Figure record listings
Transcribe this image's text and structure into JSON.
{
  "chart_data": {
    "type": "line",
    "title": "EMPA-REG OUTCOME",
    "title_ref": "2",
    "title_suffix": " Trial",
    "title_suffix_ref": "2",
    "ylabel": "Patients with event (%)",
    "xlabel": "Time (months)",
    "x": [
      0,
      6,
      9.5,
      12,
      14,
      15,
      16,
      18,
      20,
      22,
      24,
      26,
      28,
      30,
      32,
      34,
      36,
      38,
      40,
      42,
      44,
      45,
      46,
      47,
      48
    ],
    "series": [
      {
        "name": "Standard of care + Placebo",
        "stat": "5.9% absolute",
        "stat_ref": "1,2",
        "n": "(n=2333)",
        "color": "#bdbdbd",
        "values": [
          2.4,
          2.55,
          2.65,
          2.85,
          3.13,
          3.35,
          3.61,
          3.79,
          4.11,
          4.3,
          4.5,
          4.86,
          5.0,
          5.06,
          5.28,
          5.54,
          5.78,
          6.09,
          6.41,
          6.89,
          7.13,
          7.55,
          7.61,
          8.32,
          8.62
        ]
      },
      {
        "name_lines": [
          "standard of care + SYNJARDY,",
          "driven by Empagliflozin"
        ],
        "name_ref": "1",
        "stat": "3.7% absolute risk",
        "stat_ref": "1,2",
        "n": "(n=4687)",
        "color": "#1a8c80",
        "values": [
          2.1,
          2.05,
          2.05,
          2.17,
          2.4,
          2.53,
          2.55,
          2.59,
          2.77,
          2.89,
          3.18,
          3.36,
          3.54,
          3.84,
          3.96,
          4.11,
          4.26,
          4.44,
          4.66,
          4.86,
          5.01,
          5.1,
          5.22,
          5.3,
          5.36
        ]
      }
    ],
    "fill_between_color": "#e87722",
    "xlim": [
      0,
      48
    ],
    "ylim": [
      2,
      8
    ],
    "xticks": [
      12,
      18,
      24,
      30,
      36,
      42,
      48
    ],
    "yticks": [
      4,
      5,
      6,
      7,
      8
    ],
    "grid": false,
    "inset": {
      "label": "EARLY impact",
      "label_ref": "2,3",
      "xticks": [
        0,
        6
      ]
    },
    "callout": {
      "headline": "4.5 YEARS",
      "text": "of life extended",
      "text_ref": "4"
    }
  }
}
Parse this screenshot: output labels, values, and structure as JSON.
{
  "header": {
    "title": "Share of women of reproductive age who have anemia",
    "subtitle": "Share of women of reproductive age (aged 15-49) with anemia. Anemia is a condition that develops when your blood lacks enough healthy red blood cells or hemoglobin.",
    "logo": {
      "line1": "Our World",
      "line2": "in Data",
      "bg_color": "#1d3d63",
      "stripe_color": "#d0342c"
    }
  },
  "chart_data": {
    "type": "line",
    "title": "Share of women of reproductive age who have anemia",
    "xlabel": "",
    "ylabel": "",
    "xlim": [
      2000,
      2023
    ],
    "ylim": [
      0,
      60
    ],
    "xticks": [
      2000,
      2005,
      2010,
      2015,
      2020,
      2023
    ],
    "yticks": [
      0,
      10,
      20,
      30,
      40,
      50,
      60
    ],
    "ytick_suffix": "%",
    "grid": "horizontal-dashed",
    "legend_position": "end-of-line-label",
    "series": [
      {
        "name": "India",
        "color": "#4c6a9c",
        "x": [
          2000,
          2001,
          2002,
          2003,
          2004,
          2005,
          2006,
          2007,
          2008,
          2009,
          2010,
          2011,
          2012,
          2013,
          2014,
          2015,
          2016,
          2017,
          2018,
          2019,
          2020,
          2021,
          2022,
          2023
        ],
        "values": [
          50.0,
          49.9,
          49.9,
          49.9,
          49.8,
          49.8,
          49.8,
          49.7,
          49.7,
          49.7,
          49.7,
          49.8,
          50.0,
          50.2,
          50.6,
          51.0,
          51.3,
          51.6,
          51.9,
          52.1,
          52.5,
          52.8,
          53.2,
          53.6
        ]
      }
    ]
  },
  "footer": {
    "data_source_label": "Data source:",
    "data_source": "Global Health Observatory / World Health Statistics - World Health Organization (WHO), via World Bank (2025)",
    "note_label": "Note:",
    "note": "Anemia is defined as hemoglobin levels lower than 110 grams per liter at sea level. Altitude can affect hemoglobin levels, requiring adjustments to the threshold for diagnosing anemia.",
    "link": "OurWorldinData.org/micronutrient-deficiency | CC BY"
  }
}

WHAT YOU NEED TO DO — Above are the records; copy each line from them that includes the string "structure".

FINISHED TASK —
Transcribe this image's text and structure into JSON.
Parse this screenshot: output labels, values, and structure as JSON.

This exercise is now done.